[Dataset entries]

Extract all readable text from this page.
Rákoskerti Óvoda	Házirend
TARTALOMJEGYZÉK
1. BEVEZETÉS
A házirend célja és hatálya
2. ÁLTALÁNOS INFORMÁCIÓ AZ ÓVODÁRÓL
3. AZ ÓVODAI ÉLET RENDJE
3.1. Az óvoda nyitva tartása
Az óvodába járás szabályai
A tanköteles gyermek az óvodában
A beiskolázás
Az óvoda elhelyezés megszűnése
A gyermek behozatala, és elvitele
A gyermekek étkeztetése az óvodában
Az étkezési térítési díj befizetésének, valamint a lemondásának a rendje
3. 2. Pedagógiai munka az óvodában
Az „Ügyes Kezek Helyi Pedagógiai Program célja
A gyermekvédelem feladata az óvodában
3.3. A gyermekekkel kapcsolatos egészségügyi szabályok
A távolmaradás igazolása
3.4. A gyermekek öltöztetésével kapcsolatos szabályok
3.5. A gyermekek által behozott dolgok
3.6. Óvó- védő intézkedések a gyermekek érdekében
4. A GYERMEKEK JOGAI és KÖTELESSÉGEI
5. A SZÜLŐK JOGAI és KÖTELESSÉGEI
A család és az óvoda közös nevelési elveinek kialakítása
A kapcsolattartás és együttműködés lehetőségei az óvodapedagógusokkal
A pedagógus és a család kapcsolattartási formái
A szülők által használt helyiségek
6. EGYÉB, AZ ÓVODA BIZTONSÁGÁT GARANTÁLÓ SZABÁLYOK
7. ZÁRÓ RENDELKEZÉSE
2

» **EXERCISE DIRECTIONS**
Every entry should be printed again exactly as it stands.

» **RESULT FOR THIS EXERCISE**
Extract all readable text from this page.
Rákoskerti Óvoda	Házirend
TARTALOMJEGYZÉK
1. BEVEZETÉS
A házirend célja és hatálya
2. ÁLTALÁNOS INFORMÁCIÓ AZ ÓVODÁRÓL
3. AZ ÓVODAI ÉLET RENDJE
3.1. Az óvoda nyitva tartása
Az óvodába járás szabályai
A tanköteles gyermek az óvodában
A beiskolázás
Az óvoda elhelyezés megszűnése
A gyermek behozatala, és elvitele
A gyermekek étkeztetése az óvodában
Az étkezési térítési díj befizetésének, valamint a lemondásának a rendje
3. 2. Pedagógiai munka az óvodában
Az „Ügyes Kezek Helyi Pedagógiai Program célja
A gyermekvédelem feladata az óvodában
3.3. A gyermekekkel kapcsolatos egészségügyi szabályok
A távolmaradás igazolása
3.4. A gyermekek öltöztetésével kapcsolatos szabályok
3.5. A gyermekek által behozott dolgok
3.6. Óvó- védő intézkedések a gyermekek érdekében
4. A GYERMEKEK JOGAI és KÖTELESSÉGEI
5. A SZÜLŐK JOGAI és KÖTELESSÉGEI
A család és az óvoda közös nevelési elveinek kialakítása
A kapcsolattartás és együttműködés lehetőségei az óvodapedagógusokkal
A pedagógus és a család kapcsolattartási formái
A szülők által használt helyiségek
6. EGYÉB, AZ ÓVODA BIZTONSÁGÁT GARANTÁLÓ SZABÁLYOK
7. ZÁRÓ RENDELKEZÉSE
2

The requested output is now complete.